The request — Reproduce, word for word, everything from the start of the rows below down to and including the line that contains "paper-page: ANALYSIS OF".

— BEGIN Data listing —

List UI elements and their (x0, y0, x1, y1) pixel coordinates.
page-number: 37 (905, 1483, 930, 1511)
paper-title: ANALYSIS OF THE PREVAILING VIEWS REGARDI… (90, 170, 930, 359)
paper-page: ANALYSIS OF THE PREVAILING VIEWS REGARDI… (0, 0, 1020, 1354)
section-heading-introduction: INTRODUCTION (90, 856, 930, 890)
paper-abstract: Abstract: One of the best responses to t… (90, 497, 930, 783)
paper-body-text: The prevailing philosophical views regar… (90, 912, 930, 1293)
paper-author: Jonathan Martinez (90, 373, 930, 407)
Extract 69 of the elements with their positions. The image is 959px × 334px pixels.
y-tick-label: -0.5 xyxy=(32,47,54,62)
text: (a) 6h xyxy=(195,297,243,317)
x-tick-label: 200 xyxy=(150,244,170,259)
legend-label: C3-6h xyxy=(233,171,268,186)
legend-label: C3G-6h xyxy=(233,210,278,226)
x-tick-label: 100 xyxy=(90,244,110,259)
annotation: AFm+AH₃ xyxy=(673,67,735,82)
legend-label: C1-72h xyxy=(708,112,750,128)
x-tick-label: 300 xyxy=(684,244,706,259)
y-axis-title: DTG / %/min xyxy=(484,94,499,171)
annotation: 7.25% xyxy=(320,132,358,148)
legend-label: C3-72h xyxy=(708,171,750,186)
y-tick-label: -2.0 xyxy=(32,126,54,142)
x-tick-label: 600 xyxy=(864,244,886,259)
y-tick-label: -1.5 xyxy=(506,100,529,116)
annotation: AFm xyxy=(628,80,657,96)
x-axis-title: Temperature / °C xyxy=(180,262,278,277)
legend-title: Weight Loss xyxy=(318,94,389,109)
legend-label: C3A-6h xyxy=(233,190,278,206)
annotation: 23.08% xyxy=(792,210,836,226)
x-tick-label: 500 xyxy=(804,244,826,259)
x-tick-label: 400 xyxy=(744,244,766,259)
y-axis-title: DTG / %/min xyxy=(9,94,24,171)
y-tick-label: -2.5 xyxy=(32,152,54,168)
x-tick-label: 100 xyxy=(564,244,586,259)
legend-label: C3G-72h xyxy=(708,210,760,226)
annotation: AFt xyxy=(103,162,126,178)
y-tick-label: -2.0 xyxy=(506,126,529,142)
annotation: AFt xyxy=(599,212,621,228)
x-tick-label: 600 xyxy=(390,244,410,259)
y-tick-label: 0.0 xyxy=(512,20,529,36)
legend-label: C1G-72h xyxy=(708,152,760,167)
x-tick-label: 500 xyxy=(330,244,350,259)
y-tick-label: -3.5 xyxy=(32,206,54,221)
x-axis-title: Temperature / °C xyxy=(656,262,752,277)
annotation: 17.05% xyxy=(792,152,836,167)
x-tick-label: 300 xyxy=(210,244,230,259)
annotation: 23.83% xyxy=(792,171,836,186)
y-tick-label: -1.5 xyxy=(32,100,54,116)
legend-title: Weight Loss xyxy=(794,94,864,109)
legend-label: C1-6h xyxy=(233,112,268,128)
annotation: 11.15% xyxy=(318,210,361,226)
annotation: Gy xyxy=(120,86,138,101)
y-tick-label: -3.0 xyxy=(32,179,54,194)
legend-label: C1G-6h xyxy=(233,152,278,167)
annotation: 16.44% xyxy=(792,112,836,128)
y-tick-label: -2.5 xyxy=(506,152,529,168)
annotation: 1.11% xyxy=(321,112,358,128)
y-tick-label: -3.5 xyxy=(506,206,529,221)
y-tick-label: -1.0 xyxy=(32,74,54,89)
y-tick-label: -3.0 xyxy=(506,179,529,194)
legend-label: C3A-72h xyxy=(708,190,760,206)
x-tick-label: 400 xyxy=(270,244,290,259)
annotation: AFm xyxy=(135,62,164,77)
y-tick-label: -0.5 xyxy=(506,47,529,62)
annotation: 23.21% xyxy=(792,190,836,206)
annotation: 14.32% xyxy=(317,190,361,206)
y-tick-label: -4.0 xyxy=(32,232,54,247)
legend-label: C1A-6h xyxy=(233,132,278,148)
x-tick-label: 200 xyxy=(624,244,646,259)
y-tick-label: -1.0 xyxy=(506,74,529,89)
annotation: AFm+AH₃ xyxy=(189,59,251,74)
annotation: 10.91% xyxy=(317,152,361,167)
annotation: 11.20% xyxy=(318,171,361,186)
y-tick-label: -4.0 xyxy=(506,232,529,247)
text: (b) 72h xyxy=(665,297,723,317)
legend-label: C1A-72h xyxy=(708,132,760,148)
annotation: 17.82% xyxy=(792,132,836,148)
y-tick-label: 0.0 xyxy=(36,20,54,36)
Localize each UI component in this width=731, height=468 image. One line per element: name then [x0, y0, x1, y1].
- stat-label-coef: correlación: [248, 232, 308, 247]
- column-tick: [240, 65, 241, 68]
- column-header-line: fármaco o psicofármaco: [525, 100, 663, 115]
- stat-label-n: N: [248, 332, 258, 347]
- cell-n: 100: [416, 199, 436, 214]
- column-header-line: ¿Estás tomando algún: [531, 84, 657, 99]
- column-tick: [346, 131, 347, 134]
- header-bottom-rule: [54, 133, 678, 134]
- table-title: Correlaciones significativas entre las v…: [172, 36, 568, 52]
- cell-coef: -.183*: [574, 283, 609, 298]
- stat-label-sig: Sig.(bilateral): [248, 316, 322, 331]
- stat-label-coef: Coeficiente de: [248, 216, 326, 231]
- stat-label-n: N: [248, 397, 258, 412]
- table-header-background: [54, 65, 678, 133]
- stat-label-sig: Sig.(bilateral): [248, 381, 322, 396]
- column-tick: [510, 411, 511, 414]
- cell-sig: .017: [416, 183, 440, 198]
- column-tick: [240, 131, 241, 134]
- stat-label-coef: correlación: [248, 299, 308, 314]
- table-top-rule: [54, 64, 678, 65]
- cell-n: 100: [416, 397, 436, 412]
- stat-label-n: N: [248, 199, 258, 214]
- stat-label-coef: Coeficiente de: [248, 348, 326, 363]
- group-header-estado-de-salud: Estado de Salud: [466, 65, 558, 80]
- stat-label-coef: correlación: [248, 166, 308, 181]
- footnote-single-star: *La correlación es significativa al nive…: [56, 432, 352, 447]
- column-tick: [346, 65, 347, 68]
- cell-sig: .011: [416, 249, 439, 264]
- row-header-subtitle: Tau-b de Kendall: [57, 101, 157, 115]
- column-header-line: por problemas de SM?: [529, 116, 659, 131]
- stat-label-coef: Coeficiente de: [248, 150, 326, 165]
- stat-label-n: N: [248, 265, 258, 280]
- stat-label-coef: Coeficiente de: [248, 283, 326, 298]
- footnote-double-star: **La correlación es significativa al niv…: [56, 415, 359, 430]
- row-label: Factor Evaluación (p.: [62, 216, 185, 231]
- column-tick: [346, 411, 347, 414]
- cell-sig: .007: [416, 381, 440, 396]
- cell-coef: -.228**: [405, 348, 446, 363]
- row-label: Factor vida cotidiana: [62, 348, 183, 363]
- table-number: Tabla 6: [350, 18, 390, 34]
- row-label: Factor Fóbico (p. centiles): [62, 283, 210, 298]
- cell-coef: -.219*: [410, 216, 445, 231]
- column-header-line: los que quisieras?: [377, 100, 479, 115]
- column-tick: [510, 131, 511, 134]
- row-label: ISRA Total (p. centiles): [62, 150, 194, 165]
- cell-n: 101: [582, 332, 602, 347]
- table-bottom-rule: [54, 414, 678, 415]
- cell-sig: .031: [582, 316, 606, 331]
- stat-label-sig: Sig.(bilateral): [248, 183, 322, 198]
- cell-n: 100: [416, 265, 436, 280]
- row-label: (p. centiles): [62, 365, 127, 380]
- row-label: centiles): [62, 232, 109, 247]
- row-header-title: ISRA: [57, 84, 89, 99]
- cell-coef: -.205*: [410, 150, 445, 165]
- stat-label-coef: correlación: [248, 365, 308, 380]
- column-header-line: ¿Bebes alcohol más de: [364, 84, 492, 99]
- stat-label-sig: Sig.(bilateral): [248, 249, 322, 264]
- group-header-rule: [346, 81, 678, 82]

— END Data listing —

Reply —
List UI elements and their (x0, y0, x1, y1) pixel coordinates.
page-number: 37 (905, 1483, 930, 1511)
paper-title: ANALYSIS OF THE PREVAILING VIEWS REGARDI… (90, 170, 930, 359)
paper-page: ANALYSIS OF THE PREVAILING VIEWS REGARDI… (0, 0, 1020, 1354)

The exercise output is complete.